Set exercise
From the listing below, pull each line that includes "Keywords".

Dataset records
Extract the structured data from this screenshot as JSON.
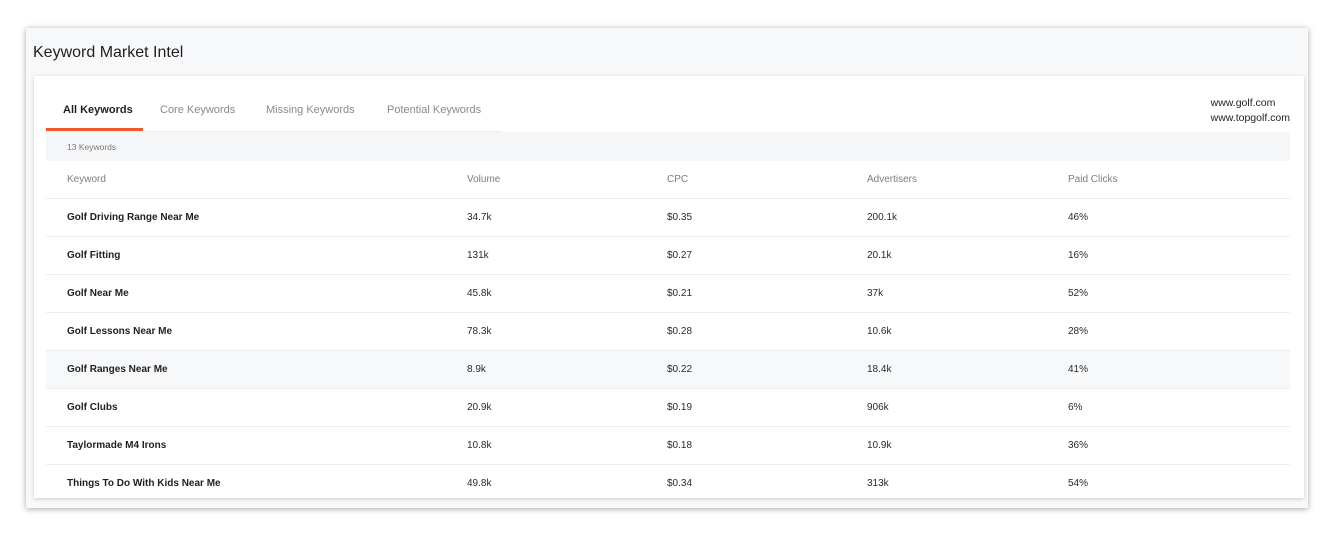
{
  "page": {
    "title": "Keyword Market Intel"
  },
  "tabs": [
    {
      "label": "All Keywords",
      "active": true
    },
    {
      "label": "Core Keywords",
      "active": false
    },
    {
      "label": "Missing Keywords",
      "active": false
    },
    {
      "label": "Potential Keywords",
      "active": false
    }
  ],
  "domains": [
    "www.golf.com",
    "www.topgolf.com"
  ],
  "accent_color": "#f05a28",
  "keyword_count": "13 Keywords",
  "table": {
    "columns": [
      "Keyword",
      "Volume",
      "CPC",
      "Advertisers",
      "Paid Clicks"
    ],
    "rows": [
      {
        "keyword": "Golf Driving Range Near Me",
        "volume": "34.7k",
        "cpc": "$0.35",
        "advertisers": "200.1k",
        "paid_clicks": "46%"
      },
      {
        "keyword": "Golf Fitting",
        "volume": "131k",
        "cpc": "$0.27",
        "advertisers": "20.1k",
        "paid_clicks": "16%"
      },
      {
        "keyword": "Golf Near Me",
        "volume": "45.8k",
        "cpc": "$0.21",
        "advertisers": "37k",
        "paid_clicks": "52%"
      },
      {
        "keyword": "Golf Lessons Near Me",
        "volume": "78.3k",
        "cpc": "$0.28",
        "advertisers": "10.6k",
        "paid_clicks": "28%"
      },
      {
        "keyword": "Golf Ranges Near Me",
        "volume": "8.9k",
        "cpc": "$0.22",
        "advertisers": "18.4k",
        "paid_clicks": "41%"
      },
      {
        "keyword": "Golf Clubs",
        "volume": "20.9k",
        "cpc": "$0.19",
        "advertisers": "906k",
        "paid_clicks": "6%"
      },
      {
        "keyword": "Taylormade M4 Irons",
        "volume": "10.8k",
        "cpc": "$0.18",
        "advertisers": "10.9k",
        "paid_clicks": "36%"
      },
      {
        "keyword": "Things To Do With Kids Near Me",
        "volume": "49.8k",
        "cpc": "$0.34",
        "advertisers": "313k",
        "paid_clicks": "54%"
      }
    ]
  }
}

Written solution
      "label": "All Keywords",
      "label": "Core Keywords",
      "label": "Missing Keywords",
      "label": "Potential Keywords",
  "keyword_count": "13 Keywords",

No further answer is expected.